# WHAT TO WORK ON
Pick out each line of the records in which the word "бюджету" appears.

# DATA SHOWN
____________

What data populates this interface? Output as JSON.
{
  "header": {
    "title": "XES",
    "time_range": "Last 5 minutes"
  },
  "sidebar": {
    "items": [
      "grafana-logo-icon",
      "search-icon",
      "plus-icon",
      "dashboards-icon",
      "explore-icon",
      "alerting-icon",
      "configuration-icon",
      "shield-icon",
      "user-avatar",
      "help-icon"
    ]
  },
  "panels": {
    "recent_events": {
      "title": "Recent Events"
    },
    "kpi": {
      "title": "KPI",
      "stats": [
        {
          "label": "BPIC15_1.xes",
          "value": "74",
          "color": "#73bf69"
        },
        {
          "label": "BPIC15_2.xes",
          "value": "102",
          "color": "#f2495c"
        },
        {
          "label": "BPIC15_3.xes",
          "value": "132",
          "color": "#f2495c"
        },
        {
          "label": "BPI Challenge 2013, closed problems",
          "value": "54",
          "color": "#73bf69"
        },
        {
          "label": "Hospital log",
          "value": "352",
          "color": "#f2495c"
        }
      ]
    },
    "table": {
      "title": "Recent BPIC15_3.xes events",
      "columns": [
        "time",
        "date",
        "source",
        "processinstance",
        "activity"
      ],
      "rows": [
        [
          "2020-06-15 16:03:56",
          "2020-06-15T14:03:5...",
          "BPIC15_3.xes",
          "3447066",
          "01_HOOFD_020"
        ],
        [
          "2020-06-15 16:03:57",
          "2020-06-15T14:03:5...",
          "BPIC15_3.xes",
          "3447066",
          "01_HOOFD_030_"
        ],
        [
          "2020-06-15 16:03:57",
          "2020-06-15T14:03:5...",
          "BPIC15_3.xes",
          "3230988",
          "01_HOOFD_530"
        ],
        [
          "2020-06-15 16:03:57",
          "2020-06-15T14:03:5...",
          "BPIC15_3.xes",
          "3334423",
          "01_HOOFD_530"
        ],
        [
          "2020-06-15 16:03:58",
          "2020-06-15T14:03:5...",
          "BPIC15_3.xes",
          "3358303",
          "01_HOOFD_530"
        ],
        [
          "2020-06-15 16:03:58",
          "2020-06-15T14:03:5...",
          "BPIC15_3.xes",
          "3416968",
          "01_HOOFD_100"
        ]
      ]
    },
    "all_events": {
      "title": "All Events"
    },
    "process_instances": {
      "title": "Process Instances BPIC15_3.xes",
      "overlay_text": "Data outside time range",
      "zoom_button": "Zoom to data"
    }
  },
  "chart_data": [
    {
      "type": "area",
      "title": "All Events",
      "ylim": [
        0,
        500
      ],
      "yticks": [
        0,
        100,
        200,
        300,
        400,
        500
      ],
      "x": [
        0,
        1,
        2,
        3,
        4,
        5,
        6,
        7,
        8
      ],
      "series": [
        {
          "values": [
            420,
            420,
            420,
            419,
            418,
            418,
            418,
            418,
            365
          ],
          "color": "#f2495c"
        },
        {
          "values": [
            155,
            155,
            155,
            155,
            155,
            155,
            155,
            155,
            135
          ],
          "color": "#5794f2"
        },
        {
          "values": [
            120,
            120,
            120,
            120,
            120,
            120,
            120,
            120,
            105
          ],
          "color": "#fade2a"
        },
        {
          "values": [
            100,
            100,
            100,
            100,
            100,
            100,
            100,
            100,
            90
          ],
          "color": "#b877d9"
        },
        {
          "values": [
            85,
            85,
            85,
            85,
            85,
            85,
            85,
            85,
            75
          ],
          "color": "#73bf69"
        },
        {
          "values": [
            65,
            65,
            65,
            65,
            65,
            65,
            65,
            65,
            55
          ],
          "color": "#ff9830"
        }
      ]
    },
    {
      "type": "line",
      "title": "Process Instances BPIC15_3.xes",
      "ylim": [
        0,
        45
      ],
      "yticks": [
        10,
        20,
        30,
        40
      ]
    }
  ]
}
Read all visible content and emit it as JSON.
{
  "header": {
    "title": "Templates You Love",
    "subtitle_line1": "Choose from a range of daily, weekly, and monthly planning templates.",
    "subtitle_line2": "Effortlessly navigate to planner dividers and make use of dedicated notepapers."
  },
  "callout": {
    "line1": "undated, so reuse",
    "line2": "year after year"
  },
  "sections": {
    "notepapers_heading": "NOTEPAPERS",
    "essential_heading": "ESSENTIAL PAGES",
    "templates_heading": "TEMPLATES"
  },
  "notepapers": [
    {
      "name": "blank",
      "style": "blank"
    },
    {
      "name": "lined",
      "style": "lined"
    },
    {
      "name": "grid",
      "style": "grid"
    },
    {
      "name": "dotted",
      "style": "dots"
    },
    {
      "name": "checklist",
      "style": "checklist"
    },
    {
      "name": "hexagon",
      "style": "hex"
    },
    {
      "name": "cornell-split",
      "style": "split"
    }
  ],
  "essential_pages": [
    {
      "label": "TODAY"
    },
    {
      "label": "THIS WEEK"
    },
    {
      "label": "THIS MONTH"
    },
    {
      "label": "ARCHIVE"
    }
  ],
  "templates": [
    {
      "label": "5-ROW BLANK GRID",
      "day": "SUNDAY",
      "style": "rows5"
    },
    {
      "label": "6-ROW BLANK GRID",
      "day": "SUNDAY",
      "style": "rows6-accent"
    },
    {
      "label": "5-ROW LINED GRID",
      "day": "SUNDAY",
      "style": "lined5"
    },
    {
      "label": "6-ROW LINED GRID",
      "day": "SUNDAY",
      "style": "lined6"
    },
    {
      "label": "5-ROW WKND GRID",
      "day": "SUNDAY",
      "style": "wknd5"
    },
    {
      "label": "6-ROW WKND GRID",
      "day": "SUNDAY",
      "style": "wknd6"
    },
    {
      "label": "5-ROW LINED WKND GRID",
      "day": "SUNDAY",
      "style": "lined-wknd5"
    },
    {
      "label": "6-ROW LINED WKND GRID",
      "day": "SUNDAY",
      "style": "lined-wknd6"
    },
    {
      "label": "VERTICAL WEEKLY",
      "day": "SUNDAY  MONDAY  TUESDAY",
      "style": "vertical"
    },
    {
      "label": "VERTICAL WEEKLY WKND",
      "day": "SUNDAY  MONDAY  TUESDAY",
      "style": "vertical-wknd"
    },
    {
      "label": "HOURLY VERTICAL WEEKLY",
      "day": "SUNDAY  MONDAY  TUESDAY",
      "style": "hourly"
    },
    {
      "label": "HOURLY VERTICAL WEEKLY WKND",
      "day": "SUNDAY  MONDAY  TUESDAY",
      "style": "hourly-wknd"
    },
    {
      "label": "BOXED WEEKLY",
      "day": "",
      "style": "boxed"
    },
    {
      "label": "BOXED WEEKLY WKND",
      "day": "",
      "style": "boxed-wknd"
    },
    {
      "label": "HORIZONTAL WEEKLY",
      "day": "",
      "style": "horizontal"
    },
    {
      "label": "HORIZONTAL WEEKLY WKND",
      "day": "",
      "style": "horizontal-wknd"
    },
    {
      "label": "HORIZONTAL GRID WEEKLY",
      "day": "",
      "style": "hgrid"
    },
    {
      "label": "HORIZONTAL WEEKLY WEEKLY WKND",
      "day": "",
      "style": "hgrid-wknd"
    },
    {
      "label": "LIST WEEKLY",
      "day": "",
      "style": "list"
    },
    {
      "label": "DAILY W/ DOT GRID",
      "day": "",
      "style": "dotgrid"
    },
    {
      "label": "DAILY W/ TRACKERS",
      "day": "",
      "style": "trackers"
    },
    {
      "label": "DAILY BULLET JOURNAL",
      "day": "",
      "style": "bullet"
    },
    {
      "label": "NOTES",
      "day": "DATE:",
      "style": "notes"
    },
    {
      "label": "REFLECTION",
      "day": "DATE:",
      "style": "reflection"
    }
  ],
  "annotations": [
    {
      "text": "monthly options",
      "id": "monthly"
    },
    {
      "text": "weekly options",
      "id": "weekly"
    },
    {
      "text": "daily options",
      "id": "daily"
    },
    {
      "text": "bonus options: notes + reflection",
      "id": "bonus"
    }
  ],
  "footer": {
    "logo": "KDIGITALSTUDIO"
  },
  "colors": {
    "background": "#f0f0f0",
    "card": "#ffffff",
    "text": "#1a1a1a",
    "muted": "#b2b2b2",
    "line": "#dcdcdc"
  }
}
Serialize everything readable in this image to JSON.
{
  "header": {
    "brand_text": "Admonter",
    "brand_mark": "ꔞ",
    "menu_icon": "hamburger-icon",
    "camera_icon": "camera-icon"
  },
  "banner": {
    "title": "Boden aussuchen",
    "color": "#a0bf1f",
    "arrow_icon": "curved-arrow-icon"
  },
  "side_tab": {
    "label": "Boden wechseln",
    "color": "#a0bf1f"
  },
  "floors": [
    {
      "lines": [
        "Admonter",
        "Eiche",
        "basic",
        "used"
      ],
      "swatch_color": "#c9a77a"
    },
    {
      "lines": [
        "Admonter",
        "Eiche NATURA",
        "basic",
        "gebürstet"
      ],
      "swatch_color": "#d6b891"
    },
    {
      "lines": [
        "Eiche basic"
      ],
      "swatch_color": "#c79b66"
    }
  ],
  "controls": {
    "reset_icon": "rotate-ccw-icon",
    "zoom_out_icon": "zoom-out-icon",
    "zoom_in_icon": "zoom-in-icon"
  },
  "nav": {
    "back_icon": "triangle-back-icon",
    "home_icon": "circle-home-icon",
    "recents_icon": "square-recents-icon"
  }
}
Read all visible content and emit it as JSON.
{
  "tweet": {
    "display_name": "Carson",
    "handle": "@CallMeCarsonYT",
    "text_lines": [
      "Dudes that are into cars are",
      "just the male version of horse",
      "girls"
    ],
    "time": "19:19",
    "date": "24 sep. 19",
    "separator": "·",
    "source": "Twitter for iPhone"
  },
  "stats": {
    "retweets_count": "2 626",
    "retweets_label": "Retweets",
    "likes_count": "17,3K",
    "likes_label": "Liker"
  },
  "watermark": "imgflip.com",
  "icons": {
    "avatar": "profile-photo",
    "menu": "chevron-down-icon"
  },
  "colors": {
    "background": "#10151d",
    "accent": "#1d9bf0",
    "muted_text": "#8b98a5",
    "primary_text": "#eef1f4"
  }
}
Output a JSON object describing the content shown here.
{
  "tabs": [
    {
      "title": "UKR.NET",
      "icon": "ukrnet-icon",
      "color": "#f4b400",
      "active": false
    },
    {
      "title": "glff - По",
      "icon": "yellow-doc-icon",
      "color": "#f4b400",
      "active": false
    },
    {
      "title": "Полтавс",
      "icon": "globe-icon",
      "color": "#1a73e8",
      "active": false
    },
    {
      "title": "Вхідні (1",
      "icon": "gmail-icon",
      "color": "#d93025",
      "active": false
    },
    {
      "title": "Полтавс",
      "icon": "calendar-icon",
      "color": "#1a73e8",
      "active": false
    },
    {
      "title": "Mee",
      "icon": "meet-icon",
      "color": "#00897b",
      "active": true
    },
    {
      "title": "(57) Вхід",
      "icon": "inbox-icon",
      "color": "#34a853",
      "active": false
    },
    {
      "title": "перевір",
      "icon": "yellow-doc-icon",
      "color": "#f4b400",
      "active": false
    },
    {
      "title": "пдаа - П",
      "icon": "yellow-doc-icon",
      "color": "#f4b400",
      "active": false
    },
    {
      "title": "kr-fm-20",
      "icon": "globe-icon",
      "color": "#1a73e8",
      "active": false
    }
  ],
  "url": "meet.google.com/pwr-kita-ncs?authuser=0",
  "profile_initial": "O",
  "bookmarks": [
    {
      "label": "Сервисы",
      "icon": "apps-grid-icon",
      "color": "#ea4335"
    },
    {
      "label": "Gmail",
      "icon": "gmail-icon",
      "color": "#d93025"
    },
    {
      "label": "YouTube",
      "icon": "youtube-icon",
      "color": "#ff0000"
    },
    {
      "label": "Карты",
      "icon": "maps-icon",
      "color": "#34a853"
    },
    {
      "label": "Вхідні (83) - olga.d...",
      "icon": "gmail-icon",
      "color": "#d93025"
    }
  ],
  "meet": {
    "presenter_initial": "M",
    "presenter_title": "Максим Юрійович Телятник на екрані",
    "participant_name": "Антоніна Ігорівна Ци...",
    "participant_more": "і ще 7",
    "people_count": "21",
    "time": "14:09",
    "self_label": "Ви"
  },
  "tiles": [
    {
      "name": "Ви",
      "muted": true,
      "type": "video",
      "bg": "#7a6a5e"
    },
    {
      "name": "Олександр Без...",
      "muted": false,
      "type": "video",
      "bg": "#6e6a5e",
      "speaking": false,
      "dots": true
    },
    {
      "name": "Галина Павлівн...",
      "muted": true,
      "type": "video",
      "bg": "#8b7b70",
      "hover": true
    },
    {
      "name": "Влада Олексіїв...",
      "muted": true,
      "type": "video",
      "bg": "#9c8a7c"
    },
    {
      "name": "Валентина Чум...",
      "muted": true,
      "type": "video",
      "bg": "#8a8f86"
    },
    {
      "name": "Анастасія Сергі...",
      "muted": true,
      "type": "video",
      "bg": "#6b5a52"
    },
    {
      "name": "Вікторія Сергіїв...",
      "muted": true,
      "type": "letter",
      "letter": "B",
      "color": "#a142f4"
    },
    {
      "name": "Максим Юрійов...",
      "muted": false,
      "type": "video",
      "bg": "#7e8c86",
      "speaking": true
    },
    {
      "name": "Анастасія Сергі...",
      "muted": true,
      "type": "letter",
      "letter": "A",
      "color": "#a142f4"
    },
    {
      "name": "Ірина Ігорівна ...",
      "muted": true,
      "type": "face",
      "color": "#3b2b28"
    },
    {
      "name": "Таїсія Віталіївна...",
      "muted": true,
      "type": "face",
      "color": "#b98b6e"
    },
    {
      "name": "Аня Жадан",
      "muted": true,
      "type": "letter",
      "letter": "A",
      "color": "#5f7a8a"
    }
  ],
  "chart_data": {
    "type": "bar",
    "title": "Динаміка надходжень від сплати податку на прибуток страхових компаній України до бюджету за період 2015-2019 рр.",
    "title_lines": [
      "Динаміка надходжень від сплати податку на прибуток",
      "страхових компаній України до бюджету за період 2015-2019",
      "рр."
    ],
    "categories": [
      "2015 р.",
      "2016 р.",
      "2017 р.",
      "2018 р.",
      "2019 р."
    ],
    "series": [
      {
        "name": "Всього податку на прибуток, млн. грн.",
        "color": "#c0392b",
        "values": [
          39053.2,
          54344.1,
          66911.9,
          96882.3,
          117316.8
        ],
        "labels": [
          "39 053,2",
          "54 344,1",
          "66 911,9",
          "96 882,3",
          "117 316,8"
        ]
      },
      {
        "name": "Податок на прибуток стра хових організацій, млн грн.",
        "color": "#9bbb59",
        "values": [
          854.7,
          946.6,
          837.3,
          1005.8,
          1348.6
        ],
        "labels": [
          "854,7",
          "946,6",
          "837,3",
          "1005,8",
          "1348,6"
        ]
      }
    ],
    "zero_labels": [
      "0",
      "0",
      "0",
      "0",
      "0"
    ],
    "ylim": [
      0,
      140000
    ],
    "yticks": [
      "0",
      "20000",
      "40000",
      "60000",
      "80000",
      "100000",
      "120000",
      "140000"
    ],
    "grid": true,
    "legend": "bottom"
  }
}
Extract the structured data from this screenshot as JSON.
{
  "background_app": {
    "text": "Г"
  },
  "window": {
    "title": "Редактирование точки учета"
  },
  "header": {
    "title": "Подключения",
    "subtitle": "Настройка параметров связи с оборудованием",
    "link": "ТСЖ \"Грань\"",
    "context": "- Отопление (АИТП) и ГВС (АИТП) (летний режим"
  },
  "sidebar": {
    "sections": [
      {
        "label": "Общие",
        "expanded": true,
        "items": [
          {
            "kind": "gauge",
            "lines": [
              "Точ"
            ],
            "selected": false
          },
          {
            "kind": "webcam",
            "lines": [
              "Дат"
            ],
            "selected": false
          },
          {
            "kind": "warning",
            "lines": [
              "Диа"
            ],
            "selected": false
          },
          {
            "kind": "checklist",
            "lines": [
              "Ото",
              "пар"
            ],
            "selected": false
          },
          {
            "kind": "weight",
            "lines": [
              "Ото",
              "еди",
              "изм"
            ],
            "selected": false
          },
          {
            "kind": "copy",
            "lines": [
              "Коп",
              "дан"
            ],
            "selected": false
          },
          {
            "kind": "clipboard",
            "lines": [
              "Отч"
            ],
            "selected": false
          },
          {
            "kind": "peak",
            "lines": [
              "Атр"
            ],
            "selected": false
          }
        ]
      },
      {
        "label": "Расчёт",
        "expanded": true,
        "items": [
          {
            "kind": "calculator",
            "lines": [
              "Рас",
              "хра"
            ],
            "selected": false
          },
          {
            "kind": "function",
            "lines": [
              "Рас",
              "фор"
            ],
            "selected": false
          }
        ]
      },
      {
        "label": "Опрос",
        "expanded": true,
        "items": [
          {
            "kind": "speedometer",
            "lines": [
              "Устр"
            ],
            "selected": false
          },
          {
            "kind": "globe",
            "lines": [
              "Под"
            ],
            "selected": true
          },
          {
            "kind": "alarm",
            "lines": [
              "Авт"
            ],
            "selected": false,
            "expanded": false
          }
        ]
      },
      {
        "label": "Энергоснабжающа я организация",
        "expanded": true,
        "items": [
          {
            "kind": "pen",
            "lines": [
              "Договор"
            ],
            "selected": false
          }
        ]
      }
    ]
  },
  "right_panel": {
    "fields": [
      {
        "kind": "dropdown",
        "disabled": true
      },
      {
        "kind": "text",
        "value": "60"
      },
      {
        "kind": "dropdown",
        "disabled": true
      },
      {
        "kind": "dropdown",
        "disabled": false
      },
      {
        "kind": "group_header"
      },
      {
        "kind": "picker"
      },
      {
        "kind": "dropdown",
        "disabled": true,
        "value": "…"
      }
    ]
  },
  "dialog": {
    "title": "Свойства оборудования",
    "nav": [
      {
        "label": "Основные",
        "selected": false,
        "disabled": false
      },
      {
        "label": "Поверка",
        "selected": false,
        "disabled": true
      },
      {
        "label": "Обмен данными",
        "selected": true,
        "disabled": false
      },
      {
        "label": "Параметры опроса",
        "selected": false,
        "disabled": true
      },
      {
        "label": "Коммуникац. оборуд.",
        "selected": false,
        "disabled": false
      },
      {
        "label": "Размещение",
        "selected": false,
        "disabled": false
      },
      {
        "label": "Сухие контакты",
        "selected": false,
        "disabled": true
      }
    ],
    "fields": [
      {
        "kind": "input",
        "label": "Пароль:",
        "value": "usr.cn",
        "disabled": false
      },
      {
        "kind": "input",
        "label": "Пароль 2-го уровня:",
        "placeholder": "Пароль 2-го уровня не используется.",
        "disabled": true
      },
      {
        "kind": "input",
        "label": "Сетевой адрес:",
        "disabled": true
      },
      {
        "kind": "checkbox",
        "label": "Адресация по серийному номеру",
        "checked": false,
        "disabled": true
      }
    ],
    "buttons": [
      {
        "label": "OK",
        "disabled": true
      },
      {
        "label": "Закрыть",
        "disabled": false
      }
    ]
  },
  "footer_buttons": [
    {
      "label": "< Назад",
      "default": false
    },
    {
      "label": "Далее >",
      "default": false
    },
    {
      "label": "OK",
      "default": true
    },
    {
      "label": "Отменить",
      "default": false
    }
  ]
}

____________

# RESULT OF THIS EXERCISE
    "title": "Динаміка надходжень від сплати податку на прибуток страхових компаній України до бюджету за період 2015-2019 рр.",
      "страхових компаній України до бюджету за період 2015-2019",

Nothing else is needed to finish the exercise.